▶ GOAL
Transcribe all of the material exactly. Any picture in it should be left out.

▶ Records from a dataset
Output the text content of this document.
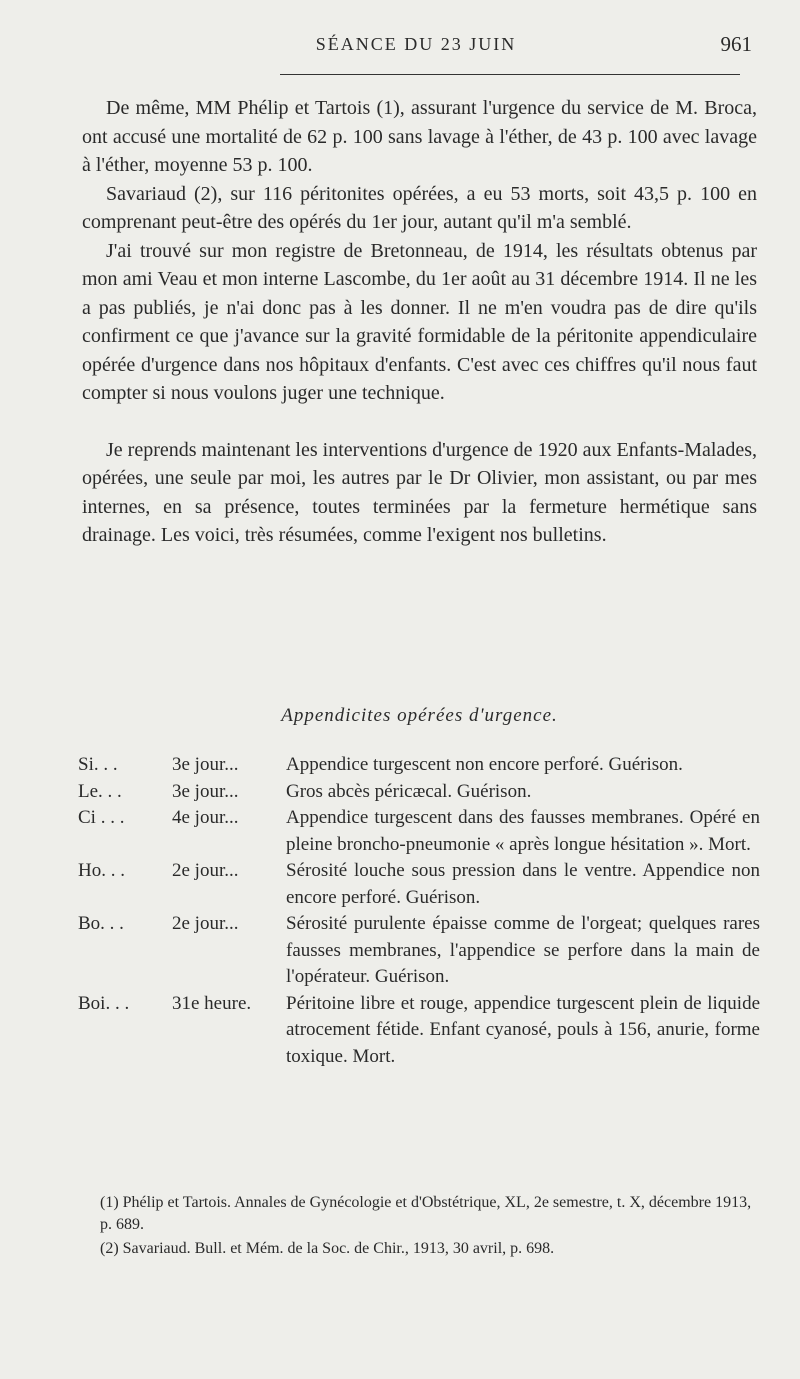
SÉANCE DU 23 JUIN	961

De même, MM Phélip et Tartois (1), assurant l'urgence du service de M. Broca, ont accusé une mortalité de 62 p. 100 sans lavage à l'éther, de 43 p. 100 avec lavage à l'éther, moyenne 53 p. 100.

Savariaud (2), sur 116 péritonites opérées, a eu 53 morts, soit 43,5 p. 100 en comprenant peut-être des opérés du 1er jour, autant qu'il m'a semblé.

J'ai trouvé sur mon registre de Bretonneau, de 1914, les résultats obtenus par mon ami Veau et mon interne Lascombe, du 1er août au 31 décembre 1914. Il ne les a pas publiés, je n'ai donc pas à les donner. Il ne m'en voudra pas de dire qu'ils confirment ce que j'avance sur la gravité formidable de la péritonite appendiculaire opérée d'urgence dans nos hôpitaux d'enfants. C'est avec ces chiffres qu'il nous faut compter si nous voulons juger une technique.

Je reprends maintenant les interventions d'urgence de 1920 aux Enfants-Malades, opérées, une seule par moi, les autres par le Dr Olivier, mon assistant, ou par mes internes, en sa présence, toutes terminées par la fermeture hermétique sans drainage. Les voici, très résumées, comme l'exigent nos bulletins.

Appendicites opérées d'urgence.
Si. . .	3e jour...	Appendice turgescent non encore perforé. Guérison.
Le. . .	3e jour...	Gros abcès péricæcal. Guérison.
Ci . . .	4e jour...	Appendice turgescent dans des fausses membranes. Opéré en pleine broncho-pneumonie « après longue hésitation ». Mort.
Ho. . .	2e jour...	Sérosité louche sous pression dans le ventre. Appendice non encore perforé. Guérison.
Bo. . .	2e jour...	Sérosité purulente épaisse comme de l'orgeat; quelques rares fausses membranes, l'appendice se perfore dans la main de l'opérateur. Guérison.
Boi. . .	31e heure.	Péritoine libre et rouge, appendice turgescent plein de liquide atrocement fétide. Enfant cyanosé, pouls à 156, anurie, forme toxique. Mort.

(1) Phélip et Tartois. Annales de Gynécologie et d'Obstétrique, XL, 2e semestre, t. X, décembre 1913, p. 689.

(2) Savariaud. Bull. et Mém. de la Soc. de Chir., 1913, 30 avril, p. 698.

▶ TASK OUTPUT
Output the text content of this document.
SÉANCE DU 23 JUIN	961

De même, MM Phélip et Tartois (1), assurant l'urgence du service de M. Broca, ont accusé une mortalité de 62 p. 100 sans lavage à l'éther, de 43 p. 100 avec lavage à l'éther, moyenne 53 p. 100.

Savariaud (2), sur 116 péritonites opérées, a eu 53 morts, soit 43,5 p. 100 en comprenant peut-être des opérés du 1er jour, autant qu'il m'a semblé.

J'ai trouvé sur mon registre de Bretonneau, de 1914, les résultats obtenus par mon ami Veau et mon interne Lascombe, du 1er août au 31 décembre 1914. Il ne les a pas publiés, je n'ai donc pas à les donner. Il ne m'en voudra pas de dire qu'ils confirment ce que j'avance sur la gravité formidable de la péritonite appendiculaire opérée d'urgence dans nos hôpitaux d'enfants. C'est avec ces chiffres qu'il nous faut compter si nous voulons juger une technique.

Je reprends maintenant les interventions d'urgence de 1920 aux Enfants-Malades, opérées, une seule par moi, les autres par le Dr Olivier, mon assistant, ou par mes internes, en sa présence, toutes terminées par la fermeture hermétique sans drainage. Les voici, très résumées, comme l'exigent nos bulletins.

Appendicites opérées d'urgence.
Si. . .	3e jour...	Appendice turgescent non encore perforé. Guérison.
Le. . .	3e jour...	Gros abcès péricæcal. Guérison.
Ci . . .	4e jour...	Appendice turgescent dans des fausses membranes. Opéré en pleine broncho-pneumonie « après longue hésitation ». Mort.
Ho. . .	2e jour...	Sérosité louche sous pression dans le ventre. Appendice non encore perforé. Guérison.
Bo. . .	2e jour...	Sérosité purulente épaisse comme de l'orgeat; quelques rares fausses membranes, l'appendice se perfore dans la main de l'opérateur. Guérison.
Boi. . .	31e heure.	Péritoine libre et rouge, appendice turgescent plein de liquide atrocement fétide. Enfant cyanosé, pouls à 156, anurie, forme toxique. Mort.

(1) Phélip et Tartois. Annales de Gynécologie et d'Obstétrique, XL, 2e semestre, t. X, décembre 1913, p. 689.

(2) Savariaud. Bull. et Mém. de la Soc. de Chir., 1913, 30 avril, p. 698.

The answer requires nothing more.